## [TASK BRIEF]
Check every line of the entries below for the word "text", and copy the ones that have it.

Dataset items
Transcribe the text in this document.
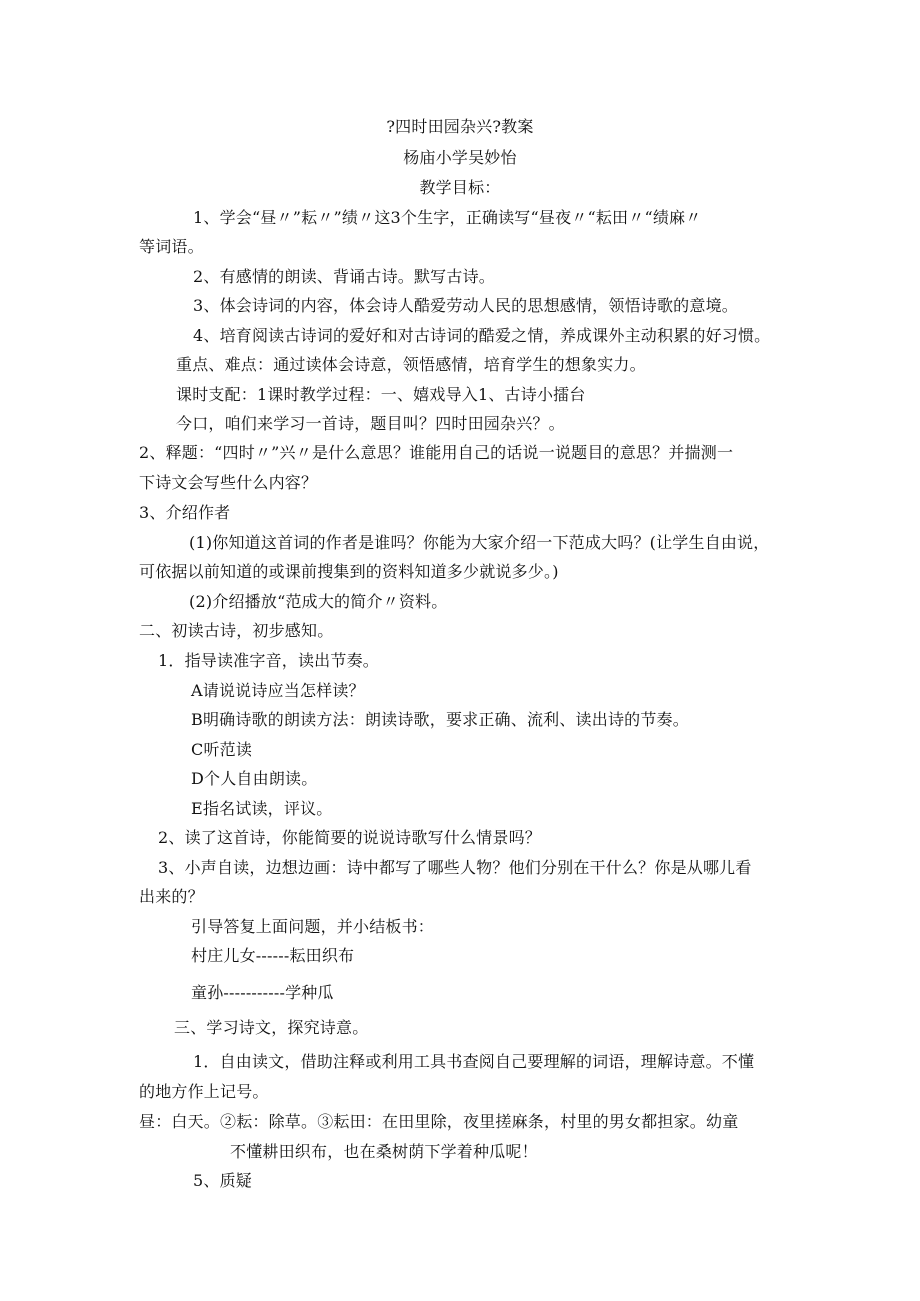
?四时田园杂兴?教案
杨庙小学吴妙怡
教学目标：
1、学会“昼〃”耘〃”绩〃这3个生字，正确读写“昼夜〃“耘田〃“绩麻〃
等词语。
2、有感情的朗读、背诵古诗。默写古诗。
3、体会诗词的内容，体会诗人酷爱劳动人民的思想感情，领悟诗歌的意境。
4、培育阅读古诗词的爱好和对古诗词的酷爱之情，养成课外主动积累的好习惯。
重点、难点：通过读体会诗意，领悟感情，培育学生的想象实力。
课时支配：1课时教学过程：一、嬉戏导入1、古诗小擂台
今口，咱们来学习一首诗，题目叫？四时田园杂兴？。
2、释题：“四时〃”兴〃是什么意思？谁能用自己的话说一说题目的意思？并揣测一
下诗文会写些什么内容？
3、介绍作者
(1)你知道这首词的作者是谁吗？你能为大家介绍一下范成大吗？(让学生自由说，
可依据以前知道的或课前搜集到的资料知道多少就说多少。)
(2)介绍播放“范成大的简介〃资料。
二、初读古诗，初步感知。
1．指导读准字音，读出节奏。
A请说说诗应当怎样读？
B明确诗歌的朗读方法：朗读诗歌，要求正确、流利、读出诗的节奏。
C听范读
D个人自由朗读。
E指名试读，评议。
2、读了这首诗，你能简要的说说诗歌写什么情景吗？
3、小声自读，边想边画：诗中都写了哪些人物？他们分别在干什么？你是从哪儿看
出来的？
引导答复上面问题，并小结板书：
村庄儿女------耘田织布
童孙-----------学种瓜
三、学习诗文，探究诗意。
1．自由读文，借助注释或利用工具书查阅自己要理解的词语，理解诗意。不懂
的地方作上记号。
昼：白天。②耘：除草。③耘田：在田里除，夜里搓麻条，村里的男女都担家。幼童
不懂耕田织布，也在桑树荫下学着种瓜呢！
5、质疑
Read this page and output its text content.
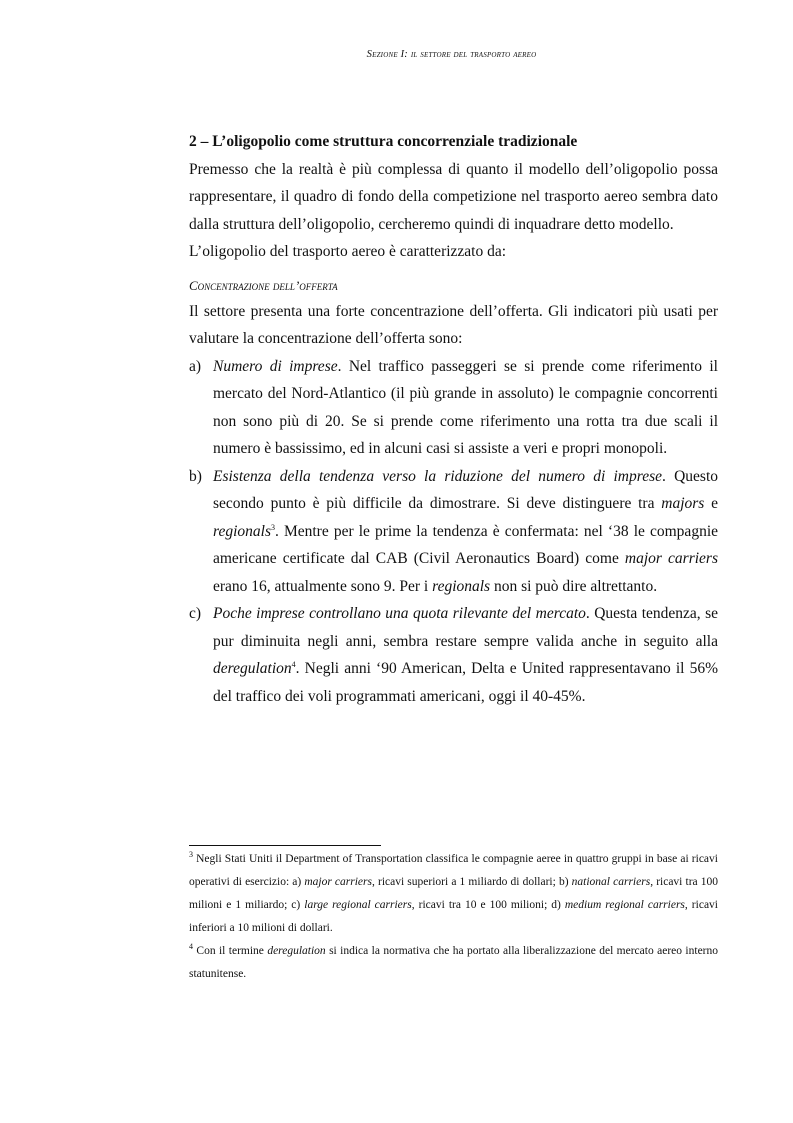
Sezione I: il settore del trasporto aereo

2 – L’oligopolio come struttura concorrenziale tradizionale

Premesso che la realtà è più complessa di quanto il modello dell’oligopolio possa rappresentare, il quadro di fondo della competizione nel trasporto aereo sembra dato dalla struttura dell’oligopolio, cercheremo quindi di inquadrare detto modello.

L’oligopolio del trasporto aereo è caratterizzato da:

Concentrazione dell’offerta

Il settore presenta una forte concentrazione dell’offerta. Gli indicatori più usati per valutare la concentrazione dell’offerta sono:

a) Numero di imprese. Nel traffico passeggeri se si prende come riferimento il mercato del Nord-Atlantico (il più grande in assoluto) le compagnie concorrenti non sono più di 20. Se si prende come riferimento una rotta tra due scali il numero è bassissimo, ed in alcuni casi si assiste a veri e propri monopoli.
b) Esistenza della tendenza verso la riduzione del numero di imprese. Questo secondo punto è più difficile da dimostrare. Si deve distinguere tra majors e regionals$^3$. Mentre per le prime la tendenza è confermata: nel ‘38 le compagnie americane certificate dal CAB (Civil Aeronautics Board) come major carriers erano 16, attualmente sono 9. Per i regionals non si può dire altrettanto.
c) Poche imprese controllano una quota rilevante del mercato. Questa tendenza, se pur diminuita negli anni, sembra restare sempre valida anche in seguito alla deregulation$^4$. Negli anni ‘90 American, Delta e United rappresentavano il 56% del traffico dei voli programmati americani, oggi il 40-45%.

$^3$ Negli Stati Uniti il Department of Transportation classifica le compagnie aeree in quattro gruppi in base ai ricavi operativi di esercizio: a) major carriers, ricavi superiori a 1 miliardo di dollari; b) national carriers, ricavi tra 100 milioni e 1 miliardo; c) large regional carriers, ricavi tra 10 e 100 milioni; d) medium regional carriers, ricavi inferiori a 10 milioni di dollari.

$^4$ Con il termine deregulation si indica la normativa che ha portato alla liberalizzazione del mercato aereo interno statunitense.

## [RESPONSE FOR THIS EXERCISE]
Transcribe the text in this document.
Read this page and output its text content.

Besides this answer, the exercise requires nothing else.